Source material:
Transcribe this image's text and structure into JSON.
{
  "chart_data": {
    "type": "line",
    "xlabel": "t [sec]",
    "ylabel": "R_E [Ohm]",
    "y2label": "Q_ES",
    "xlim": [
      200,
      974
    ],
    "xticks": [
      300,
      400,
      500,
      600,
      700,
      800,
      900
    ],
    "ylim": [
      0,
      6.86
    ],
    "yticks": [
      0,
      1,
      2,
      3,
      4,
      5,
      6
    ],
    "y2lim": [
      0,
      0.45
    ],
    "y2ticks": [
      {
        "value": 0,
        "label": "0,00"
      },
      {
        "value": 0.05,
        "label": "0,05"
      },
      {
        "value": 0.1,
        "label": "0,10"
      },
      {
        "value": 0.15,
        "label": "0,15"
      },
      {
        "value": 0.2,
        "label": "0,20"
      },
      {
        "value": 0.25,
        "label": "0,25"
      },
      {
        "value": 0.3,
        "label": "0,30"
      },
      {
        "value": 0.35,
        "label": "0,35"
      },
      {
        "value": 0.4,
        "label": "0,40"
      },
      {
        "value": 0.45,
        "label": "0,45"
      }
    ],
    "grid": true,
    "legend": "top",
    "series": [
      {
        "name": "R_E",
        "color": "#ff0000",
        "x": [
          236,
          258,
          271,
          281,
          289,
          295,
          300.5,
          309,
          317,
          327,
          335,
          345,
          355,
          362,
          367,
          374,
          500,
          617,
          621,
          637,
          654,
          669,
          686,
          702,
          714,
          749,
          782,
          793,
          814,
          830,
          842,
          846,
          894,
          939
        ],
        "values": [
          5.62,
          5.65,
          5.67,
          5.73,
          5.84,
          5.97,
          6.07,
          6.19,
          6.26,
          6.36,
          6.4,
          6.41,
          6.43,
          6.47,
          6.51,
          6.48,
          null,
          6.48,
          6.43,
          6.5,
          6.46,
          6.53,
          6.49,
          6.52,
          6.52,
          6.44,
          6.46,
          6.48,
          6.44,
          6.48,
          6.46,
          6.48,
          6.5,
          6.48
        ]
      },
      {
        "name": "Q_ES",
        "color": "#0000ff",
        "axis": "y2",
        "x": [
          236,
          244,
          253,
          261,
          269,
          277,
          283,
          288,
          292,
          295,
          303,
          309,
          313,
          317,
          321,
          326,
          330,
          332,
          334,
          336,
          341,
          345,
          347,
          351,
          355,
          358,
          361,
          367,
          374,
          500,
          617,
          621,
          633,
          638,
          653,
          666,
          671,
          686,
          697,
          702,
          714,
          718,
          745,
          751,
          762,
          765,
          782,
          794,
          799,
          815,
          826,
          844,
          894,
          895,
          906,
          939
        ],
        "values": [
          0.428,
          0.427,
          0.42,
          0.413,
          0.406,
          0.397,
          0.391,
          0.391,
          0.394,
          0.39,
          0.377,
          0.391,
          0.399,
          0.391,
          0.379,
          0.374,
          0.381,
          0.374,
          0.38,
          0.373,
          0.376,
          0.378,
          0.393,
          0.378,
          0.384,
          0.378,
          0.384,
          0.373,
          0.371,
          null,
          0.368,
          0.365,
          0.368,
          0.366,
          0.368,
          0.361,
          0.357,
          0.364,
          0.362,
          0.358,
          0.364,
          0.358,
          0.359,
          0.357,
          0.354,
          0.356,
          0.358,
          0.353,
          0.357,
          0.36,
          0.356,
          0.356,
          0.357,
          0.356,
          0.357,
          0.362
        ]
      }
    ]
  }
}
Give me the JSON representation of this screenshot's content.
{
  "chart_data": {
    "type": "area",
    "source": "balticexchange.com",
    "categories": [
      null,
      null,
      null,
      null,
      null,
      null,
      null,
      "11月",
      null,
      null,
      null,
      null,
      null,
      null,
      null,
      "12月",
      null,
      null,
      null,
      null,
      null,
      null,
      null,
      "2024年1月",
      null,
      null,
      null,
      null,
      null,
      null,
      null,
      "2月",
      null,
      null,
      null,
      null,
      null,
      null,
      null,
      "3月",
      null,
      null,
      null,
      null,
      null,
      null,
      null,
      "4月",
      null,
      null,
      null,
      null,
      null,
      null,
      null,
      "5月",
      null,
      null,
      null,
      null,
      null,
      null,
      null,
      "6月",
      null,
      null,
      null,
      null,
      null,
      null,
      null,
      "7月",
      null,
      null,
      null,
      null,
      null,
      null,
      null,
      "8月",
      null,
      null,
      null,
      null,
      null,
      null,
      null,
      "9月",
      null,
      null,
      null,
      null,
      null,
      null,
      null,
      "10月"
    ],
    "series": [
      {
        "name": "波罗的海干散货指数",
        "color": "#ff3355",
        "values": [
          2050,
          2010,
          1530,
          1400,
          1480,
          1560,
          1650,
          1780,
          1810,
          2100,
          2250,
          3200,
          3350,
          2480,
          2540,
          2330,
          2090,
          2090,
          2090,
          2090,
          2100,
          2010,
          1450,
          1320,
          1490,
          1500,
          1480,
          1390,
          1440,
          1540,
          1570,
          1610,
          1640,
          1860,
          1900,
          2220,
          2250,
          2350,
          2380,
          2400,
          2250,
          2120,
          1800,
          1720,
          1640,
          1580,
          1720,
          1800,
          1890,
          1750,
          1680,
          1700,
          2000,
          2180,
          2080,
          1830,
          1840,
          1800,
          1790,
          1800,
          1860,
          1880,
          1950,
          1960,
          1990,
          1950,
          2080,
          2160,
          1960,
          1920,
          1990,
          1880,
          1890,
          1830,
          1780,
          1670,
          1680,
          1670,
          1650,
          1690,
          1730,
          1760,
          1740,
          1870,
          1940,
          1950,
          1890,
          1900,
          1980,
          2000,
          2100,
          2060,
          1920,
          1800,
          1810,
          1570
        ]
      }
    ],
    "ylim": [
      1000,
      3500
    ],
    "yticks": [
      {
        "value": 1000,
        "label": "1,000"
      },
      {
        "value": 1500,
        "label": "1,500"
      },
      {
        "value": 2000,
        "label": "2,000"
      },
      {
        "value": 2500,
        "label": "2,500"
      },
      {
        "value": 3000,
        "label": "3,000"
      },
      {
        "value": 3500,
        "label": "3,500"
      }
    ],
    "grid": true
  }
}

Short task:
Pull every line containing the word "JSON" out of the material.

Result of the exercise:
Transcribe this image's text and structure into JSON.
Give me the JSON representation of this screenshot's content.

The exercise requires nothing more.